____ Fragmento del texto

Caitlin está convencida de que los niños quieren saber. «Tienen una curiosidad innata por ese tipo de cosas. Y de una manera u otra van a descubrirlo. Así que lo mejor que pueden hacer los padres es hablar con honestidad sobre la muerte con sus hijos», dice a continuación. Caitlin está convencida de que el hecho de que en su caso no ocurriera así le cambió la vida. «Quién sabe, si no hubiera visto a aquella niña caer, puede que hoy no tuviera mi propia funeraria», asegura. «Uno no tiene que estar todo el tiempo pensando en la muerte, como si viviera con la guadaña sobre la cabeza, pero tampoco debe negarla», dice, y a continuación se muestra de acuerdo con el Pulitzer Ernest Becker cuando dice que la muerte es el motor de la vida y la forma en que tratamos de negar su importancia ha dado pie a la cultura». Libros, discos, películas. Su único fin es el de desviar la atención. «Exacto», sentencia Caitlin.

________
____ Material de estudio

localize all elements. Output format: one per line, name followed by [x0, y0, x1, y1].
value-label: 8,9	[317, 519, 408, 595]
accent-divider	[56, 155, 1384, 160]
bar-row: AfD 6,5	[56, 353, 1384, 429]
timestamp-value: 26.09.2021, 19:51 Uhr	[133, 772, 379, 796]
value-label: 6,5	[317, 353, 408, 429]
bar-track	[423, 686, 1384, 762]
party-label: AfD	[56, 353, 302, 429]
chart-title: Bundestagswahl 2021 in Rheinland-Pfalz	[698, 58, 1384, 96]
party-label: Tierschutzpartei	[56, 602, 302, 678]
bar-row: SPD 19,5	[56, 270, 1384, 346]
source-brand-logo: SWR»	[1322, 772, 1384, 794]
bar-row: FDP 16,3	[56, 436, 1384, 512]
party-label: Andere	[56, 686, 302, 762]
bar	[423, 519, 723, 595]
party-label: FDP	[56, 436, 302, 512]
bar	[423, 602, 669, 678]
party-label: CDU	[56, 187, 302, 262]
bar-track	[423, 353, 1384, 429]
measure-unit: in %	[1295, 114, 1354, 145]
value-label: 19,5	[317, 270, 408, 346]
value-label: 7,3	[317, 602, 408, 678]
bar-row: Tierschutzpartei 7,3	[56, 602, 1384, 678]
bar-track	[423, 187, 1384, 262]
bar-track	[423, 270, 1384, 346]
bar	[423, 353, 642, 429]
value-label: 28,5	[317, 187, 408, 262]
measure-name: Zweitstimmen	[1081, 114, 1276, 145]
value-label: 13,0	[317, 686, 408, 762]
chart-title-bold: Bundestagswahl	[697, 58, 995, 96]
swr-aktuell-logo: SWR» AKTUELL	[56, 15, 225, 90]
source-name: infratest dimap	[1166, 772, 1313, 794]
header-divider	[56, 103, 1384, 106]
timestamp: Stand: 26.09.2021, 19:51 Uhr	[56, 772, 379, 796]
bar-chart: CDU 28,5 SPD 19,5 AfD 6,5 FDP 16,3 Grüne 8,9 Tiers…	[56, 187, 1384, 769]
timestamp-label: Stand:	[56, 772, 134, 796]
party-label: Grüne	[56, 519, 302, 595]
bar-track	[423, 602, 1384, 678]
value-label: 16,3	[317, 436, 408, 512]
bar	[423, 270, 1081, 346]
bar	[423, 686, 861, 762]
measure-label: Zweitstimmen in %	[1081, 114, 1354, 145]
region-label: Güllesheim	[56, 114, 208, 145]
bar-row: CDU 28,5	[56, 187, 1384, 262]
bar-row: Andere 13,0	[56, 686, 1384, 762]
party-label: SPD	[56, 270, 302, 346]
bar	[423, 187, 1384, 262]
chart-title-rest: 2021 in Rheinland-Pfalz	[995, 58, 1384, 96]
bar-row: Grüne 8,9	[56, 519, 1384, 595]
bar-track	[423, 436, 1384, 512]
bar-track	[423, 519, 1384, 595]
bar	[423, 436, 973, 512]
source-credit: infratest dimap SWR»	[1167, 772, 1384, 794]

________

- Consigna -
Enumere las manifestaciones culturales que el fragmento menciona justo después de la frase «ha dado pie a la cultura».

- Respuesta escrita -
Libros, discos y películas.